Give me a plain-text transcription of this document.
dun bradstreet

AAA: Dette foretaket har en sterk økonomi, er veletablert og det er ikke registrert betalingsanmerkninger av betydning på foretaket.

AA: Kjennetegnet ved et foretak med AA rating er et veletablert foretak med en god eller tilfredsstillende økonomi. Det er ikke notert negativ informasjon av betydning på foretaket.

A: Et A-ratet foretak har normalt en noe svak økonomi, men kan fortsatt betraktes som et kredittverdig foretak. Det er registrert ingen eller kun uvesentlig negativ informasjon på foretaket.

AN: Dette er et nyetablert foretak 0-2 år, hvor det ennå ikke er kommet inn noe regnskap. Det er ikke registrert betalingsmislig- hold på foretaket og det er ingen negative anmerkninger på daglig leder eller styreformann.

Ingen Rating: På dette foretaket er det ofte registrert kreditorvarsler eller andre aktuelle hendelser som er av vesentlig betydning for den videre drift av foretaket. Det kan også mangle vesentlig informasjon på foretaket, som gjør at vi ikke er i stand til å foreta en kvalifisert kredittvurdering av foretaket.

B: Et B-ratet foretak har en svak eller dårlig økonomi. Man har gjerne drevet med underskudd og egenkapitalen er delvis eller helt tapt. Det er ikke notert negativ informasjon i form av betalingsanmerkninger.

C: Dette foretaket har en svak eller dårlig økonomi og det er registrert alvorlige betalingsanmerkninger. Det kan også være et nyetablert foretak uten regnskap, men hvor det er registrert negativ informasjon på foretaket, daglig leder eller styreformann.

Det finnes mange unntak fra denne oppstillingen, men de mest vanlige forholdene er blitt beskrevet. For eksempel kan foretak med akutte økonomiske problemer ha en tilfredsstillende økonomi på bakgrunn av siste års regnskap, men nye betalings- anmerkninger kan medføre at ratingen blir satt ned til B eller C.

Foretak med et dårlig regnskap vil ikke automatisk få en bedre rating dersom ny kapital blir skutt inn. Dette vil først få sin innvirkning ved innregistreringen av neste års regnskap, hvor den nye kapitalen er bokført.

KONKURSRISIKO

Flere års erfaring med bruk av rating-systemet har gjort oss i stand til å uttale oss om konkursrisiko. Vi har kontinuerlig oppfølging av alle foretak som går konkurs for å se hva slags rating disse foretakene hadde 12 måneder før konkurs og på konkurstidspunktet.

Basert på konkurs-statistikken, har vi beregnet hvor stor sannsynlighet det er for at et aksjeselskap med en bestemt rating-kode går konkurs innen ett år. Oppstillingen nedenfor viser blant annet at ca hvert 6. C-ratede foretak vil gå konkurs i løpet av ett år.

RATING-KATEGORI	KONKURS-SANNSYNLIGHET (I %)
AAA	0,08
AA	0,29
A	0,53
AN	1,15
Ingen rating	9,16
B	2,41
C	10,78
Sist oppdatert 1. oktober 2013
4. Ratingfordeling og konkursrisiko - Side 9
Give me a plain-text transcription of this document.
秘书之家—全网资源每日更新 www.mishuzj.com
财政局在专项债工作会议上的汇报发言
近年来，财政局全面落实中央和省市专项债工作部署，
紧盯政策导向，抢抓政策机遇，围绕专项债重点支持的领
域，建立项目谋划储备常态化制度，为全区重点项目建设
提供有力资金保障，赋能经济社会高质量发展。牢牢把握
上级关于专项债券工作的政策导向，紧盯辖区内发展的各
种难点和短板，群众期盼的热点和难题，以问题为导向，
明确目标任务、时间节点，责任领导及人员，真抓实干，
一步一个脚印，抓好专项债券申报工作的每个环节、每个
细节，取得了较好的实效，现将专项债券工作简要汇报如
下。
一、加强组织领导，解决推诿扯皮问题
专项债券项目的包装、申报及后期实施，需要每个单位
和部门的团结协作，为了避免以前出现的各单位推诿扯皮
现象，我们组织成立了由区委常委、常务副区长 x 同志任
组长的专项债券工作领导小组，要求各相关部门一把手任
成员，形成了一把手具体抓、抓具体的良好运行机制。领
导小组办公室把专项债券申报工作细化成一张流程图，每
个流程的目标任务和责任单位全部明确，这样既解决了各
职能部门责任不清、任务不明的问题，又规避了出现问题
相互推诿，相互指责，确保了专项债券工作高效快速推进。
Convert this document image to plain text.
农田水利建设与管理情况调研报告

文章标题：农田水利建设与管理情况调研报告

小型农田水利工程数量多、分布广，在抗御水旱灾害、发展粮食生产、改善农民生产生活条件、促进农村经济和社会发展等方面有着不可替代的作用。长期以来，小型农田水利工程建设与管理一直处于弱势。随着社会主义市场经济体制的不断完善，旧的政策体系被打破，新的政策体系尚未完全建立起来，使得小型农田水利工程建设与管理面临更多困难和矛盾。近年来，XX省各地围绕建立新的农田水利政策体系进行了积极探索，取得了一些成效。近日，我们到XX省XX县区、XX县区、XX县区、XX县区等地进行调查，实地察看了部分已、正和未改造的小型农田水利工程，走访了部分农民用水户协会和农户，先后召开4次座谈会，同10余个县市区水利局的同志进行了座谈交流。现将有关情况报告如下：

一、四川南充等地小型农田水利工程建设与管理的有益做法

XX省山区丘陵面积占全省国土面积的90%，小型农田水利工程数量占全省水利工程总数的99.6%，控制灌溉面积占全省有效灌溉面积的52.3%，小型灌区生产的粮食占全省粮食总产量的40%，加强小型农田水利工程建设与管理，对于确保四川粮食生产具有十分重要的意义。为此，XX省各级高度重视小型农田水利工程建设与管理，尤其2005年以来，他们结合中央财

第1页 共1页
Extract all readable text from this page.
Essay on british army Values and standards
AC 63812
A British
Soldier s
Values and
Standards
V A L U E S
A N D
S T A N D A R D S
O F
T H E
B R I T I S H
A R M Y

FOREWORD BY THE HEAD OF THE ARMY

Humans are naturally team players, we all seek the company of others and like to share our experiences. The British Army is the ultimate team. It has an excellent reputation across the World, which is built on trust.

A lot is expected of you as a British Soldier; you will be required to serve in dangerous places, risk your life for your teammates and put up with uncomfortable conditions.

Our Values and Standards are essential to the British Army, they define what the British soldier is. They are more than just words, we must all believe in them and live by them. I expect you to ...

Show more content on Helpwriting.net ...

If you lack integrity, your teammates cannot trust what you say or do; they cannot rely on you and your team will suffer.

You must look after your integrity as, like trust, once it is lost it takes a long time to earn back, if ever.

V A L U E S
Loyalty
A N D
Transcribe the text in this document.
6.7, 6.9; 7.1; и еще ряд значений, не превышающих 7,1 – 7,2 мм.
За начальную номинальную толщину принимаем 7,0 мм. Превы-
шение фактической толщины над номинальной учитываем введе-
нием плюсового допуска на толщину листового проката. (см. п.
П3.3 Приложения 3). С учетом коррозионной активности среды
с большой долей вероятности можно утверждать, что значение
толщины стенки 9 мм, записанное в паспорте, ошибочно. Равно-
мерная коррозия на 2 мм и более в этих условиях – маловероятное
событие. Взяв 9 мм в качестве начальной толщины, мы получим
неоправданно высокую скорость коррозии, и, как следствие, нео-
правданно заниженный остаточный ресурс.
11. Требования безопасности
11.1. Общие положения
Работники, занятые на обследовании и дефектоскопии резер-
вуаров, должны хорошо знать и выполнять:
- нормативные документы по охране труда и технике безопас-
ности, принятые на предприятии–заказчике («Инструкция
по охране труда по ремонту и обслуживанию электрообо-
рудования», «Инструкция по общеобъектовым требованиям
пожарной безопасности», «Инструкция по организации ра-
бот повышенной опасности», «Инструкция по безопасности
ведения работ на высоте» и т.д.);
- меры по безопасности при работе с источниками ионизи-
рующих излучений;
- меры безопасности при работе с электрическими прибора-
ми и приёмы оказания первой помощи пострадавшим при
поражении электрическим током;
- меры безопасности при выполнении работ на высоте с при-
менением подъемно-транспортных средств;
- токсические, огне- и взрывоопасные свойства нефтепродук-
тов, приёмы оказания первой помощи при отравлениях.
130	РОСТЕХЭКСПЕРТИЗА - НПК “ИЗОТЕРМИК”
------------
PROBLEM STATEMENT
Give back, unchanged, every line from the one with "Transcribe the text in this document." to the end of the entries above.

THE OUTPUT
Transcribe the text in this document.
6.7, 6.9; 7.1; и еще ряд значений, не превышающих 7,1 – 7,2 мм.
За начальную номинальную толщину принимаем 7,0 мм. Превы-
шение фактической толщины над номинальной учитываем введе-
нием плюсового допуска на толщину листового проката. (см. п.
П3.3 Приложения 3). С учетом коррозионной активности среды
с большой долей вероятности можно утверждать, что значение
толщины стенки 9 мм, записанное в паспорте, ошибочно. Равно-
мерная коррозия на 2 мм и более в этих условиях – маловероятное
событие. Взяв 9 мм в качестве начальной толщины, мы получим
неоправданно высокую скорость коррозии, и, как следствие, нео-
правданно заниженный остаточный ресурс.
11. Требования безопасности
11.1. Общие положения
Работники, занятые на обследовании и дефектоскопии резер-
вуаров, должны хорошо знать и выполнять:
- нормативные документы по охране труда и технике безопас-
ности, принятые на предприятии–заказчике («Инструкция
по охране труда по ремонту и обслуживанию электрообо-
рудования», «Инструкция по общеобъектовым требованиям
пожарной безопасности», «Инструкция по организации ра-
бот повышенной опасности», «Инструкция по безопасности
ведения работ на высоте» и т.д.);
- меры по безопасности при работе с источниками ионизи-
рующих излучений;
- меры безопасности при работе с электрическими прибора-
ми и приёмы оказания первой помощи пострадавшим при
поражении электрическим током;
- меры безопасности при выполнении работ на высоте с при-
менением подъемно-транспортных средств;
- токсические, огне- и взрывоопасные свойства нефтепродук-
тов, приёмы оказания первой помощи при отравлениях.
130	РОСТЕХЭКСПЕРТИЗА - НПК “ИЗОТЕРМИК”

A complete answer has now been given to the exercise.